What the task asks: Exclude the pictures; give every entry again exactly as written.

Records to process:
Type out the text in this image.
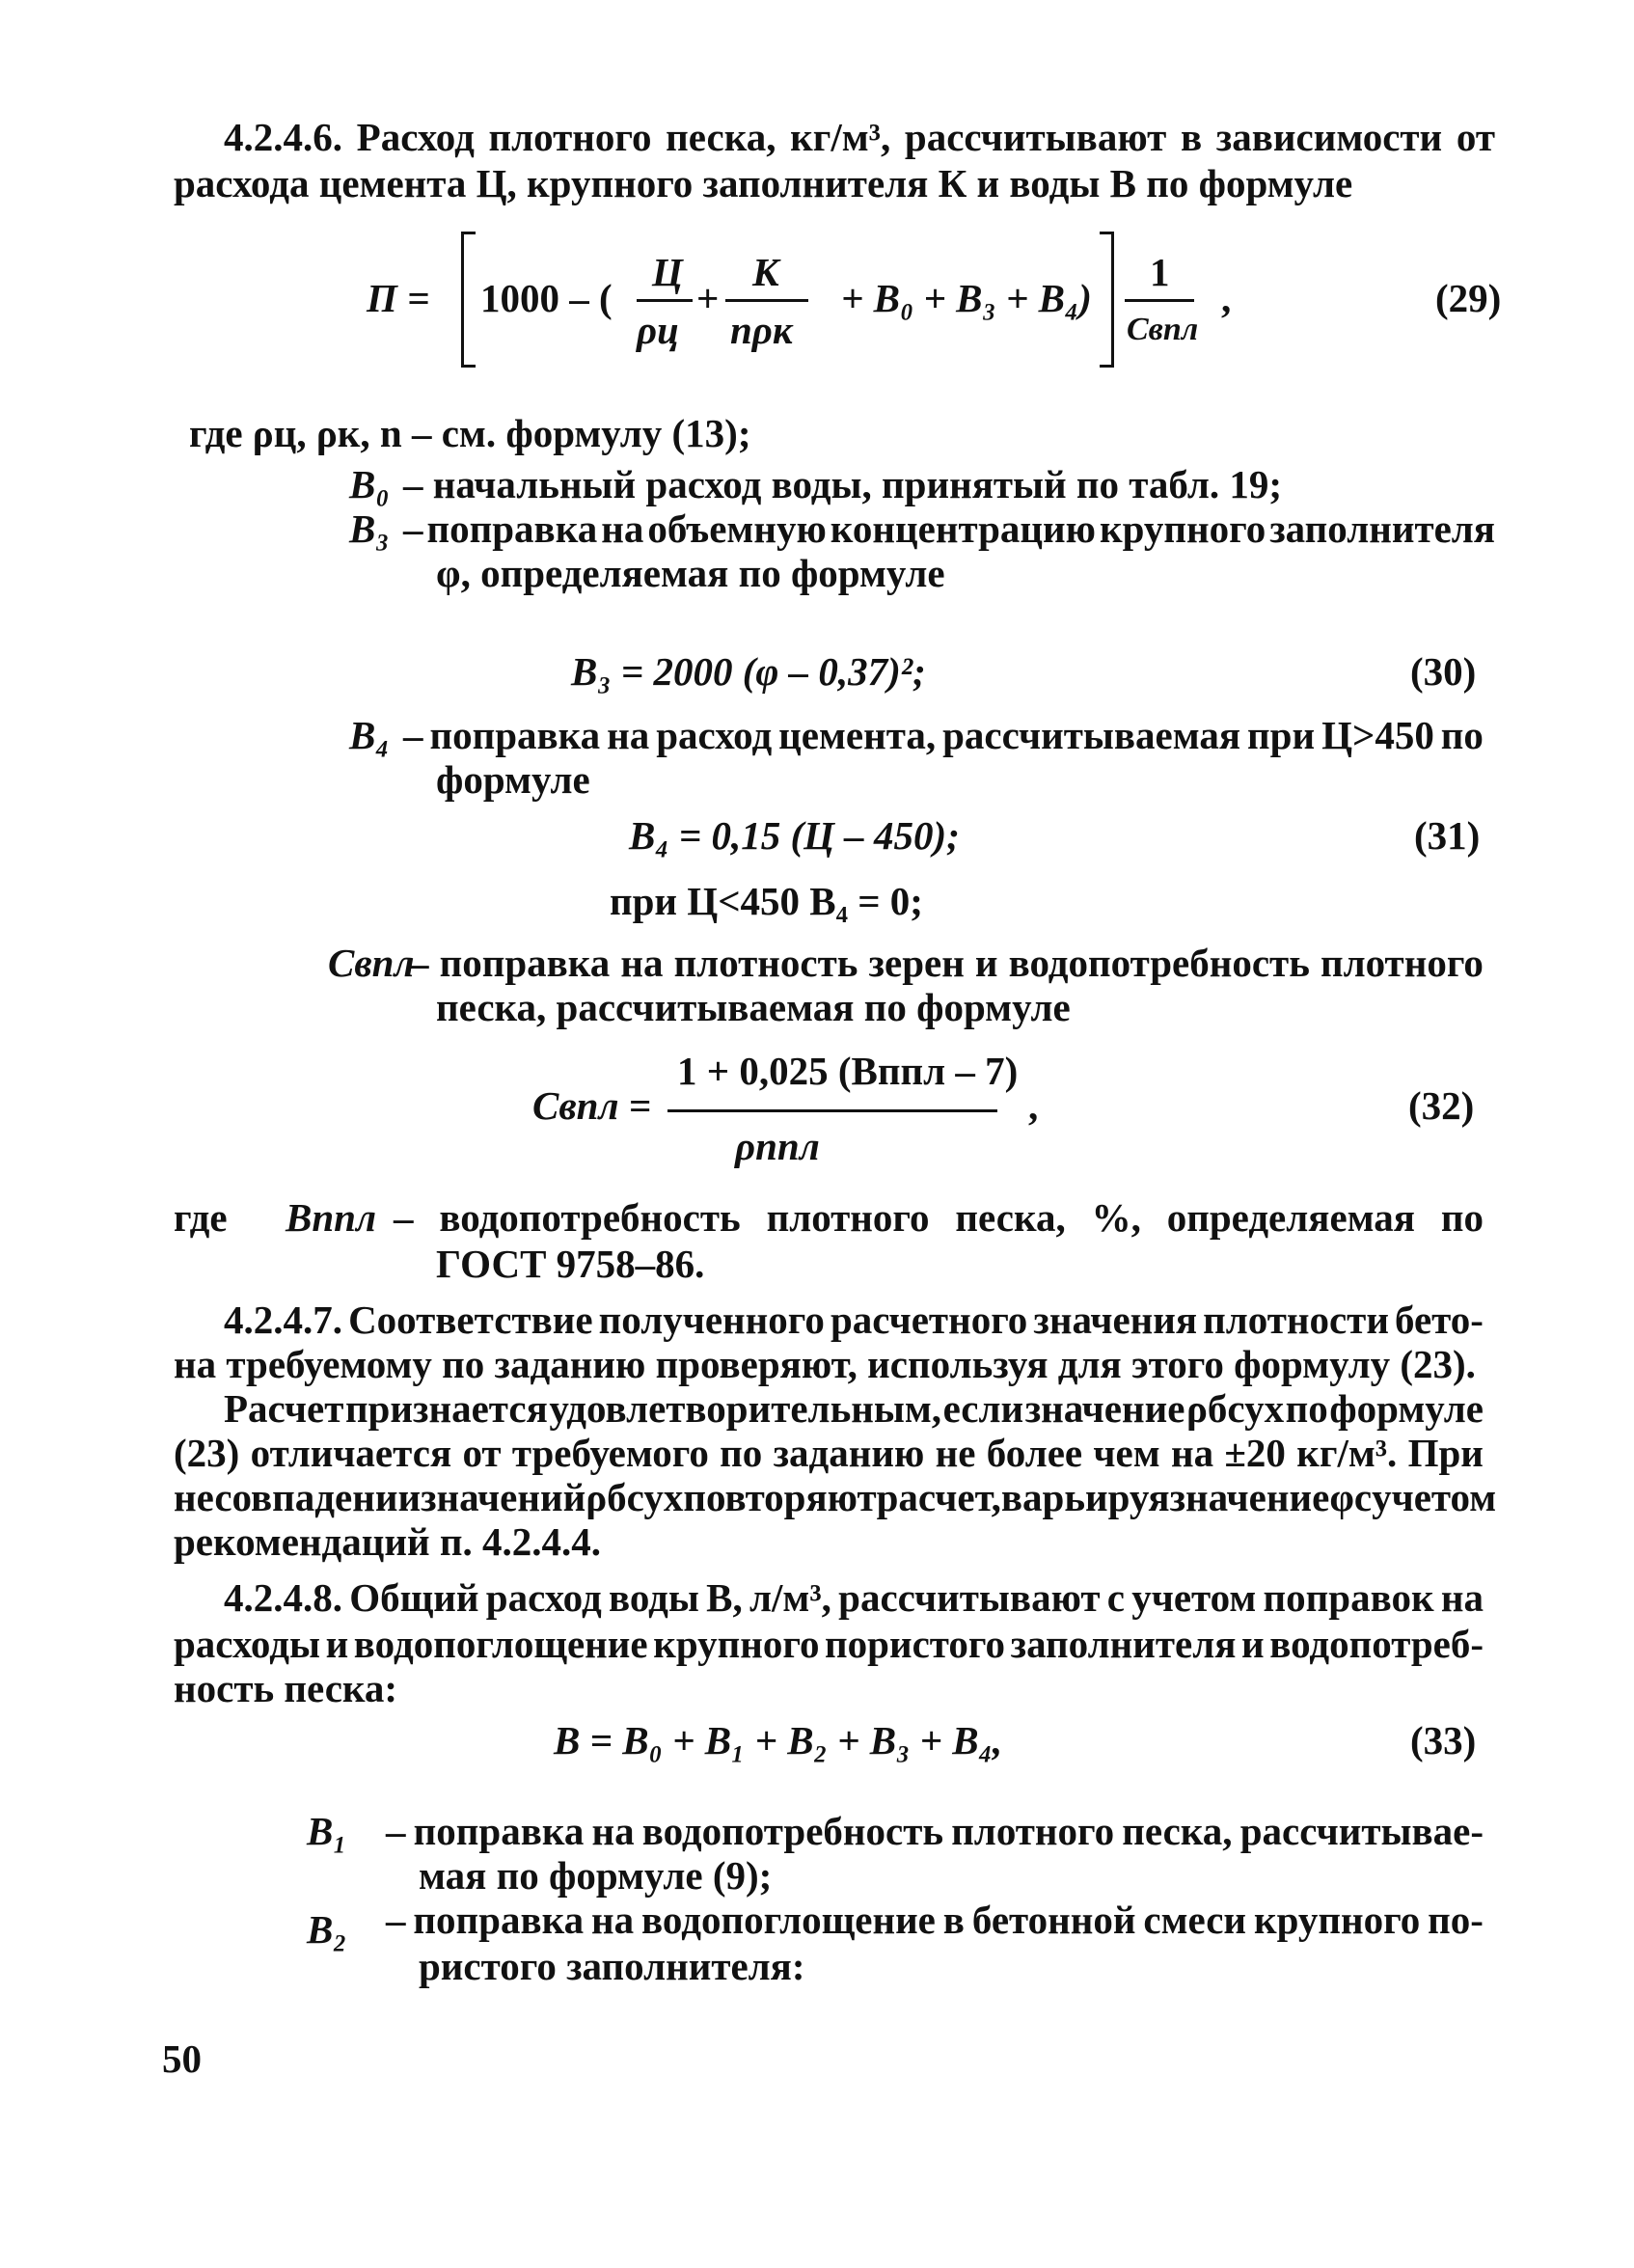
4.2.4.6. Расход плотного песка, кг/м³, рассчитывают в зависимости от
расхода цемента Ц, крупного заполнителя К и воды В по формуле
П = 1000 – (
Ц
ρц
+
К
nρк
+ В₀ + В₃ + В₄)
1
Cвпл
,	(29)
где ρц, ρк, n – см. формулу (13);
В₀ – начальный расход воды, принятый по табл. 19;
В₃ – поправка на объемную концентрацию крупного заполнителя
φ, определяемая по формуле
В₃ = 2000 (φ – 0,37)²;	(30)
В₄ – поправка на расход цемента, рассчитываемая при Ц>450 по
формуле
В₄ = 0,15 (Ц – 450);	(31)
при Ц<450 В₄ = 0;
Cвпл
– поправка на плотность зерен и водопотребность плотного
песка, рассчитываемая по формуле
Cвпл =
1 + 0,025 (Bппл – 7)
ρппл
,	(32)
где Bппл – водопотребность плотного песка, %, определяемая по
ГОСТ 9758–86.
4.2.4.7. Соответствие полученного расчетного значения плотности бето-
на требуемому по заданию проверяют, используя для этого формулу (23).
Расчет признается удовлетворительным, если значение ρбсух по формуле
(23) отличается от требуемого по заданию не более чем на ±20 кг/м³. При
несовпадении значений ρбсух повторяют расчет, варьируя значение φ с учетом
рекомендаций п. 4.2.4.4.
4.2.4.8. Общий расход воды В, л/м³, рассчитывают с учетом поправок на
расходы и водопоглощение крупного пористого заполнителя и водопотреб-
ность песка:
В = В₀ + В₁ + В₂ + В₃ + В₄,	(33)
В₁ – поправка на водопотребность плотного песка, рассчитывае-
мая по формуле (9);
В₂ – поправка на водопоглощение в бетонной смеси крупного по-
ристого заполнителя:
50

Exercise output:
Type out the text in this image.
4.2.4.6. Расход плотного песка, кг/м³, рассчитывают в зависимости от
расхода цемента Ц, крупного заполнителя К и воды В по формуле
П = 1000 – (
Ц
ρц
+
К
nρк
+ В₀ + В₃ + В₄)
1
Cвпл
,	(29)
где ρц, ρк, n – см. формулу (13);
В₀ – начальный расход воды, принятый по табл. 19;
В₃ – поправка на объемную концентрацию крупного заполнителя
φ, определяемая по формуле
В₃ = 2000 (φ – 0,37)²;	(30)
В₄ – поправка на расход цемента, рассчитываемая при Ц>450 по
формуле
В₄ = 0,15 (Ц – 450);	(31)
при Ц<450 В₄ = 0;
Cвпл
– поправка на плотность зерен и водопотребность плотного
песка, рассчитываемая по формуле
Cвпл =
1 + 0,025 (Bппл – 7)
ρппл
,	(32)
где Bппл – водопотребность плотного песка, %, определяемая по
ГОСТ 9758–86.
4.2.4.7. Соответствие полученного расчетного значения плотности бето-
на требуемому по заданию проверяют, используя для этого формулу (23).
Расчет признается удовлетворительным, если значение ρбсух по формуле
(23) отличается от требуемого по заданию не более чем на ±20 кг/м³. При
несовпадении значений ρбсух повторяют расчет, варьируя значение φ с учетом
рекомендаций п. 4.2.4.4.
4.2.4.8. Общий расход воды В, л/м³, рассчитывают с учетом поправок на
расходы и водопоглощение крупного пористого заполнителя и водопотреб-
ность песка:
В = В₀ + В₁ + В₂ + В₃ + В₄,	(33)
В₁ – поправка на водопотребность плотного песка, рассчитывае-
мая по формуле (9);
В₂ – поправка на водопоглощение в бетонной смеси крупного по-
ристого заполнителя:
50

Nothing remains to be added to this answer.